## Extracted records

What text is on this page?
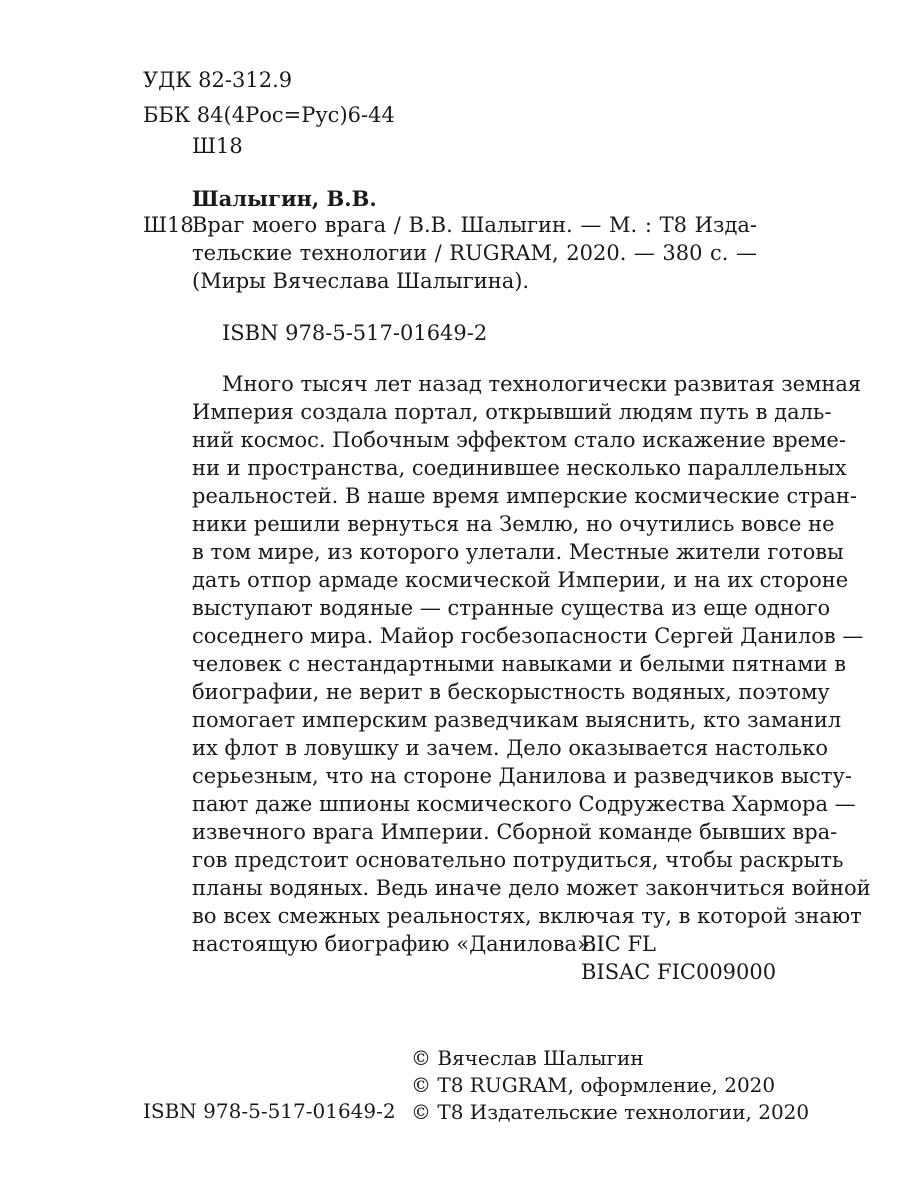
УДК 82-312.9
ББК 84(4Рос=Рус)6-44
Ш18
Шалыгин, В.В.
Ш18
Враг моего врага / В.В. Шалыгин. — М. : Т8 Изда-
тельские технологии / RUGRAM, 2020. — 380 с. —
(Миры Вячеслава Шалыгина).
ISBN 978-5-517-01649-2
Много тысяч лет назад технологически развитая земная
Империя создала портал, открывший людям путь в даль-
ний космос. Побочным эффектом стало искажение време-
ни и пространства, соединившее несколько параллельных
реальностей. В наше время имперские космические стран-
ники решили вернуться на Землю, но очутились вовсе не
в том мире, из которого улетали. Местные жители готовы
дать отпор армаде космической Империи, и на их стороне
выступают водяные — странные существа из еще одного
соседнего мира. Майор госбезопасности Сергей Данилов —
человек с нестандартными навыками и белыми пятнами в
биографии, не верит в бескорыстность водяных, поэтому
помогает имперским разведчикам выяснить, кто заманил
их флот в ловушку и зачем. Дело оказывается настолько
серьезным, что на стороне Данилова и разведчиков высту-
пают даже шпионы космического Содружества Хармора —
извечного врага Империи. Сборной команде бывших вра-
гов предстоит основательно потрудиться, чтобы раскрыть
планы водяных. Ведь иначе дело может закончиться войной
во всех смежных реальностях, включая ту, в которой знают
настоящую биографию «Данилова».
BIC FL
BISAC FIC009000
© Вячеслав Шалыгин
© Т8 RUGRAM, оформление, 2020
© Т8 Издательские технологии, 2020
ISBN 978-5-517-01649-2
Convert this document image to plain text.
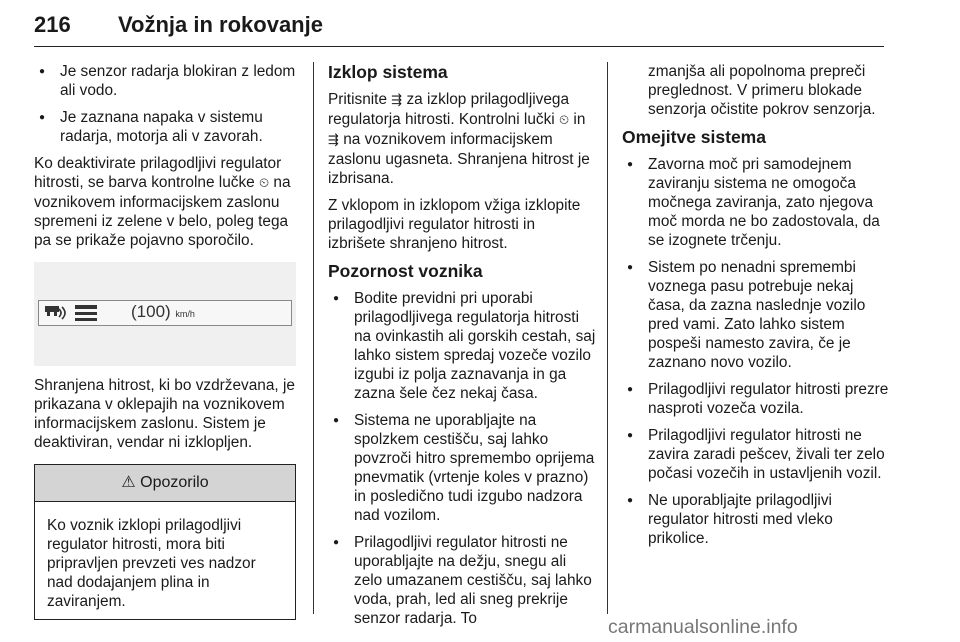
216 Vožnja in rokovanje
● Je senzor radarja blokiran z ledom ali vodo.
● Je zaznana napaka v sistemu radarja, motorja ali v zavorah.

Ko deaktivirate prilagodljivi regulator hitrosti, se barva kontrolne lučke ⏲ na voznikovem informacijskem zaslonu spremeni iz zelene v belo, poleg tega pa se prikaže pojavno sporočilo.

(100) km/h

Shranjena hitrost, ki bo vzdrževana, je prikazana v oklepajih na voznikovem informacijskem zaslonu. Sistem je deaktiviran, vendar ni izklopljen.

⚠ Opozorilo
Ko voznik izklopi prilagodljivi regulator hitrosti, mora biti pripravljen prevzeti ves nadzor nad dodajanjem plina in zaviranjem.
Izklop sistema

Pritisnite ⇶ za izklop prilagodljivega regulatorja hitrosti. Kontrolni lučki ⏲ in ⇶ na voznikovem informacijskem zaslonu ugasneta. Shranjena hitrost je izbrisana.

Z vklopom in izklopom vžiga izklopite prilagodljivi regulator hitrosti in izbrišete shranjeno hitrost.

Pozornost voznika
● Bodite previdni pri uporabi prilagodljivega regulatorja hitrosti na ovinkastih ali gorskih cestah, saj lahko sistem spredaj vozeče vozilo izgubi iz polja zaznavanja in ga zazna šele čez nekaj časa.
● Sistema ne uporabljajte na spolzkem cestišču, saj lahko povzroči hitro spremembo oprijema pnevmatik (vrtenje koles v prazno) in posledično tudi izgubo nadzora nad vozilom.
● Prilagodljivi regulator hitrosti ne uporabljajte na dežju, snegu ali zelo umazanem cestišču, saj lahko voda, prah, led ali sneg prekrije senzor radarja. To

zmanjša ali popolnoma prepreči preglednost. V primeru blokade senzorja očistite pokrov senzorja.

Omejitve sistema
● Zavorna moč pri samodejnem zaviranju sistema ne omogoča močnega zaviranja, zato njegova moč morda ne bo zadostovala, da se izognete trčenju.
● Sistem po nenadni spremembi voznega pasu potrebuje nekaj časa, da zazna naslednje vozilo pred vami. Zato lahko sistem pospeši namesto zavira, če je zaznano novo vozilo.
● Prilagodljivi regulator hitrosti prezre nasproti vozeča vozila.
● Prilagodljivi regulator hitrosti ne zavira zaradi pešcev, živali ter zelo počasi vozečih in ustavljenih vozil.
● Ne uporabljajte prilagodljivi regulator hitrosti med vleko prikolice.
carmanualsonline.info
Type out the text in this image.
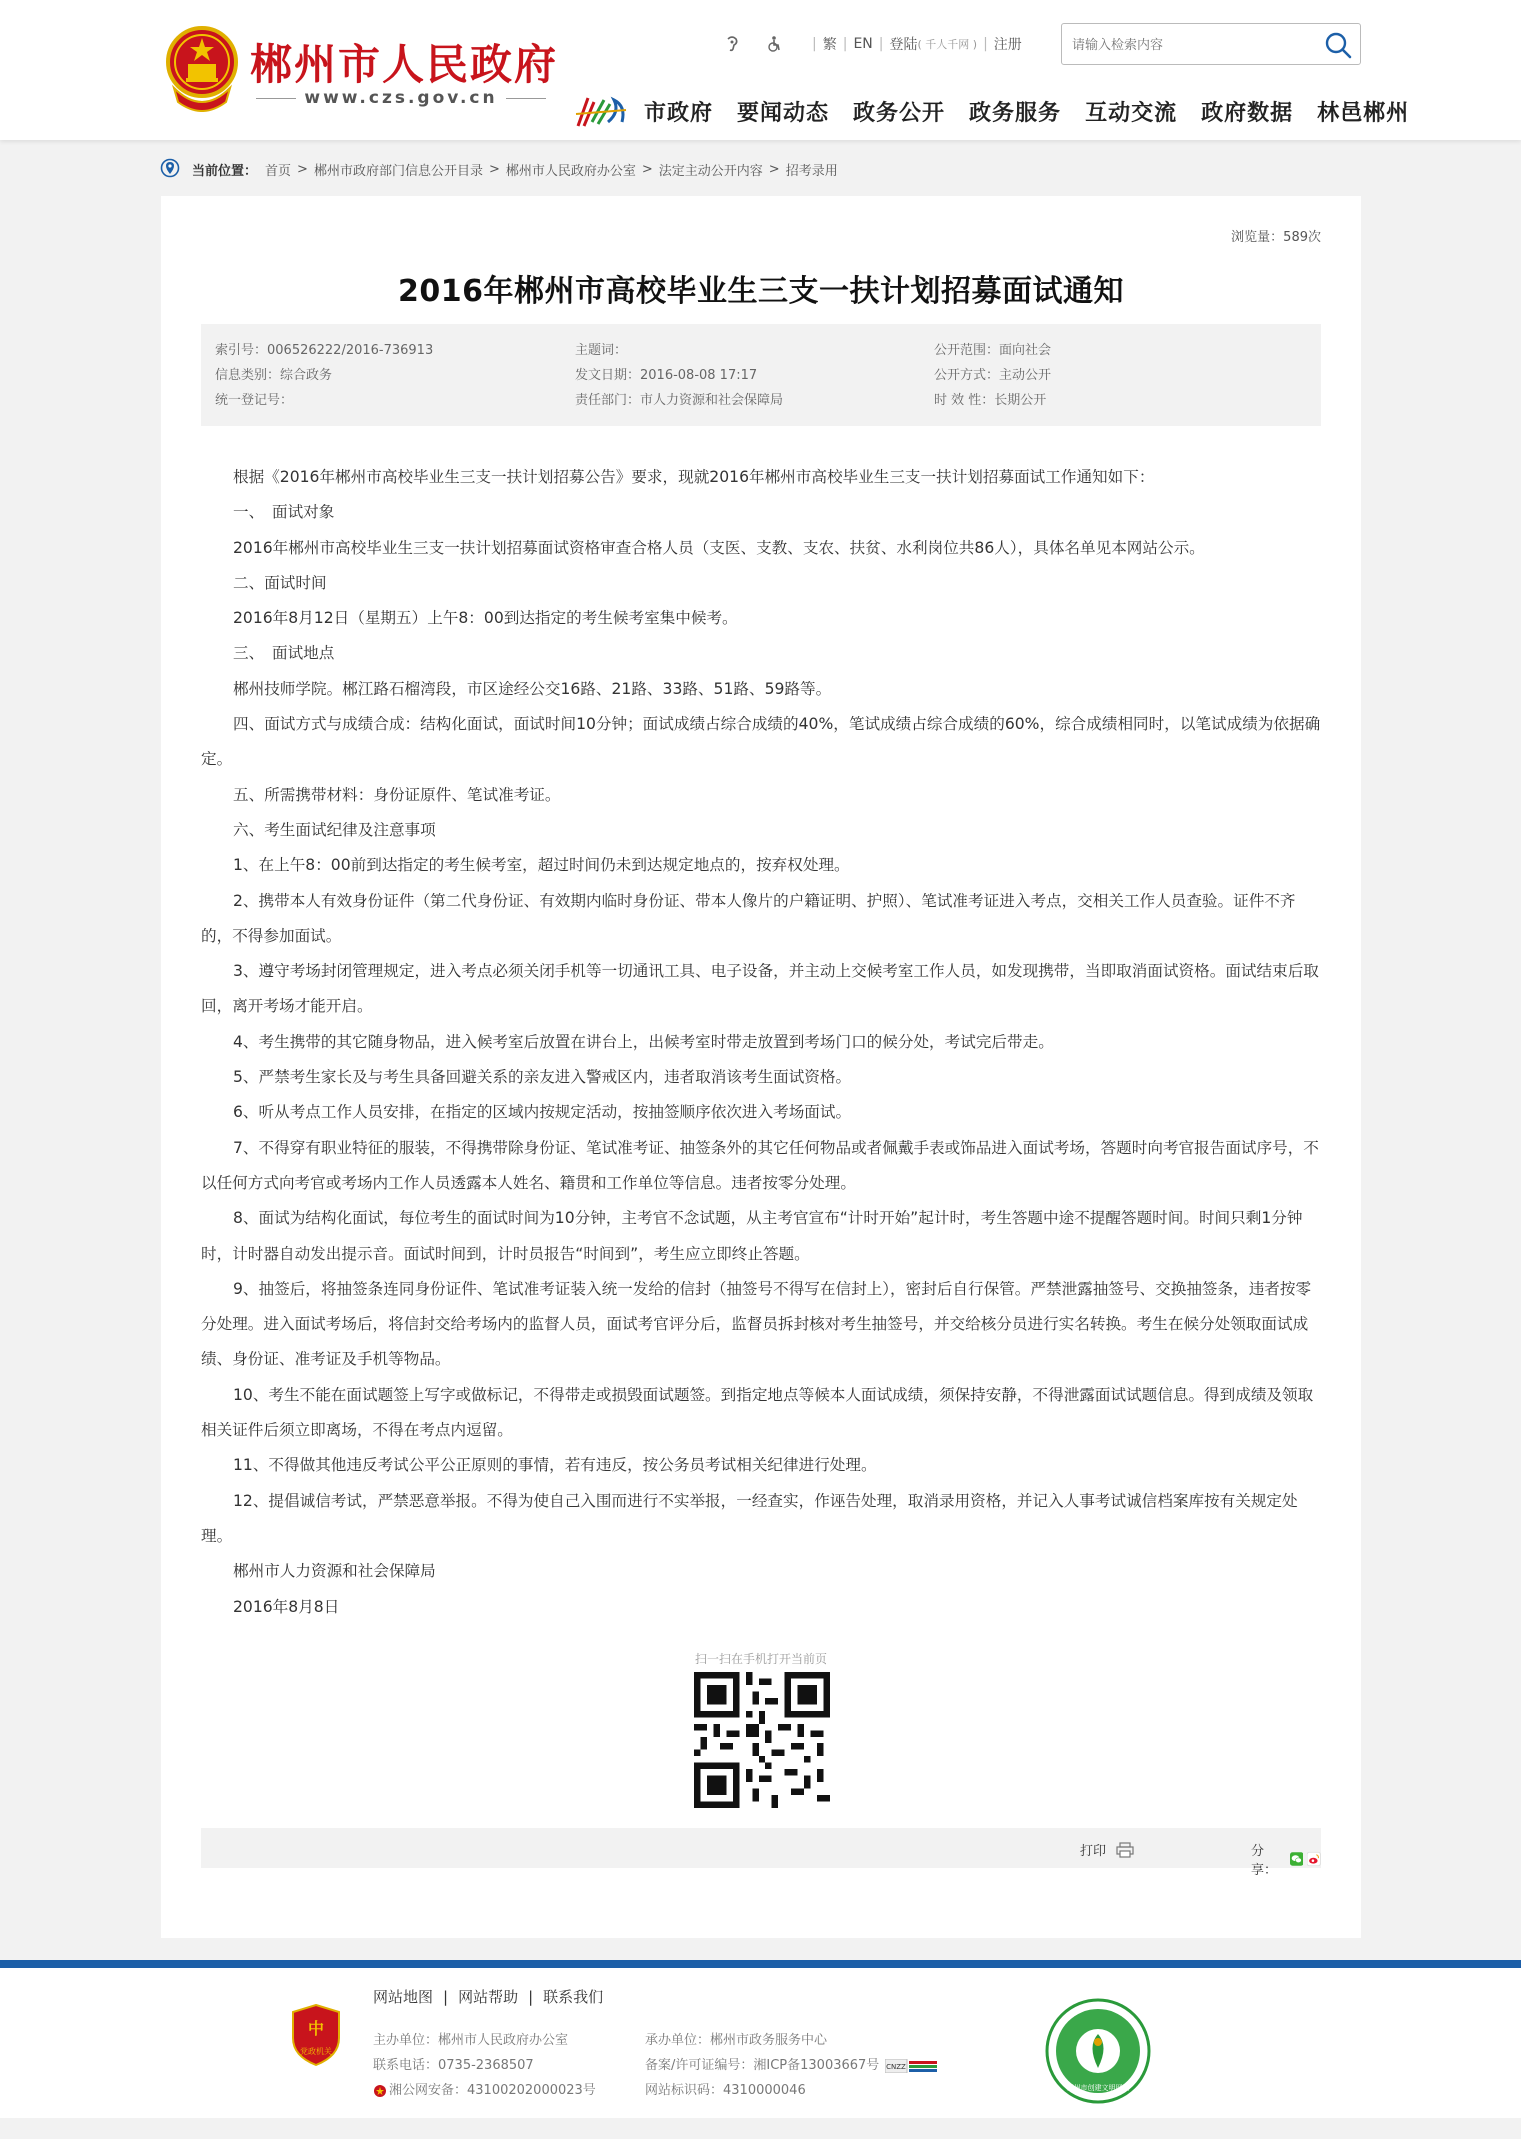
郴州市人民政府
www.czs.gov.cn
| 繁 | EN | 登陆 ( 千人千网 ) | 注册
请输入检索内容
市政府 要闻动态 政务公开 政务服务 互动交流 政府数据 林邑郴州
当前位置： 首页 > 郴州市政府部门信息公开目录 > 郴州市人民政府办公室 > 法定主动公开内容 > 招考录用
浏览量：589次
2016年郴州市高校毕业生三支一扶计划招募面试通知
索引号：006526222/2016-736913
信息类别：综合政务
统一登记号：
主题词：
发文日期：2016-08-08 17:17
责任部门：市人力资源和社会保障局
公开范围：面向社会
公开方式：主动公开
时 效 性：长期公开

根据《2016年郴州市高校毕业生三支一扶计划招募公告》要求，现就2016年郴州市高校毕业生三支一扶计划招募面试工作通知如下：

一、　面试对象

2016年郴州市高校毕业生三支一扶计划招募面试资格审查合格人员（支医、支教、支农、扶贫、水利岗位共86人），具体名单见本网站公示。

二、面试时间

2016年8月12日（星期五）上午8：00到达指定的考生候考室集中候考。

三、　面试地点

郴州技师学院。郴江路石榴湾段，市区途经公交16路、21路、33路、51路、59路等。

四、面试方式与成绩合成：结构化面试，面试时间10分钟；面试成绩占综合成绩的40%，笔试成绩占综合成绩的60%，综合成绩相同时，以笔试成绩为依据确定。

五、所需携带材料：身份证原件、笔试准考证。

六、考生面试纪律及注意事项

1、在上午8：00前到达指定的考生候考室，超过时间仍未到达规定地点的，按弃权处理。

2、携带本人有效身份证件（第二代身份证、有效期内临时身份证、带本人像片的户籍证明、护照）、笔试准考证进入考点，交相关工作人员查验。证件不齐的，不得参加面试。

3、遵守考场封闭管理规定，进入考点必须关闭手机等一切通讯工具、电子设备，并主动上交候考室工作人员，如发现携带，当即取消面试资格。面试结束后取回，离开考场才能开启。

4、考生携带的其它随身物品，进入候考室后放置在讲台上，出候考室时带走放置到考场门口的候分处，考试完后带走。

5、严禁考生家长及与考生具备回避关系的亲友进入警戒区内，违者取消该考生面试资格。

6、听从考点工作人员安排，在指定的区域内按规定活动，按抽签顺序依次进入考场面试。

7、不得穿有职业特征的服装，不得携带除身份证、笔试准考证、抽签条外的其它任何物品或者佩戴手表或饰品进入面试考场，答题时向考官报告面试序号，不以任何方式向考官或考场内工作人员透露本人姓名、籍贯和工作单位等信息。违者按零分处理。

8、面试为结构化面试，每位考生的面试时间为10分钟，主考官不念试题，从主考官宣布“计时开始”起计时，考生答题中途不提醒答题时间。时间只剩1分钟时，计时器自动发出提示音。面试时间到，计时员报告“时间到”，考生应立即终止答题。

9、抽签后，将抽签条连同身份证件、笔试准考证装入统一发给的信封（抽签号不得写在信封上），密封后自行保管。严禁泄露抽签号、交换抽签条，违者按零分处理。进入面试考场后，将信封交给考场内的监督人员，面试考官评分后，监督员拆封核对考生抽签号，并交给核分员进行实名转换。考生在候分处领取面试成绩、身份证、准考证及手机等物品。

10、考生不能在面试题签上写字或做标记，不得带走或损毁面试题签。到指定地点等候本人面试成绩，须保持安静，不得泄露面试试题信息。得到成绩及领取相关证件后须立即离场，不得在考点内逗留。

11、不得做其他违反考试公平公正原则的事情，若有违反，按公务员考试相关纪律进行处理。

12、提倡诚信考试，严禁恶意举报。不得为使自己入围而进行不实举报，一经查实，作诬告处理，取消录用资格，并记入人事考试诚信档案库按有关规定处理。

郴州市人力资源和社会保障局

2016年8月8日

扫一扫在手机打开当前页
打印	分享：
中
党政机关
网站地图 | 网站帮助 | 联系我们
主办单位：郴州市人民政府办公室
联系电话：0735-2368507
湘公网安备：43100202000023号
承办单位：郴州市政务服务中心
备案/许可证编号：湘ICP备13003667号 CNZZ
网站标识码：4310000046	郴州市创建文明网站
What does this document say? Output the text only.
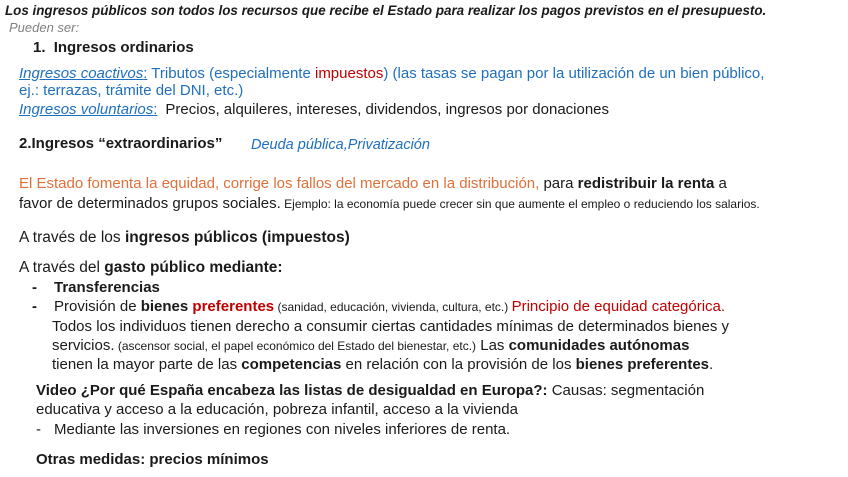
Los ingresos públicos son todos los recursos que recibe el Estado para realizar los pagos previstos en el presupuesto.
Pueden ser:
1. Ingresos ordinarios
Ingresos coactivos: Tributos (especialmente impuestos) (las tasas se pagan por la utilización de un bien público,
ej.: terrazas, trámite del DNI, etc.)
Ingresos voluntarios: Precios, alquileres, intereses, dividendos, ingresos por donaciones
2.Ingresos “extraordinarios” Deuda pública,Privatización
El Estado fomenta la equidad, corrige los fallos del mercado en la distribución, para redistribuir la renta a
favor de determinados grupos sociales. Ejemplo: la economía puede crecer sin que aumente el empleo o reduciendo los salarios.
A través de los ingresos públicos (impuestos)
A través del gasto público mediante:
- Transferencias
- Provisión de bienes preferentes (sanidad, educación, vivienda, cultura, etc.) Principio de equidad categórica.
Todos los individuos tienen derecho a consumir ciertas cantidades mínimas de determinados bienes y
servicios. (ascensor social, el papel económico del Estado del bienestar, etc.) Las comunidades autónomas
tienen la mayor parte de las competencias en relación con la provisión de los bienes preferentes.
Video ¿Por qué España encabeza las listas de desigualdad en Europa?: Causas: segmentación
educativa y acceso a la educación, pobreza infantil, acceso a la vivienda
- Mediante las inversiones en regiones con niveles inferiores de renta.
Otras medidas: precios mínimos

## Goal
Copy out each line of the material that holds the word "RUGRAM".

## Worked answer
тельские технологии / RUGRAM, 2020. — 380 с. —
© Т8 RUGRAM, оформление, 2020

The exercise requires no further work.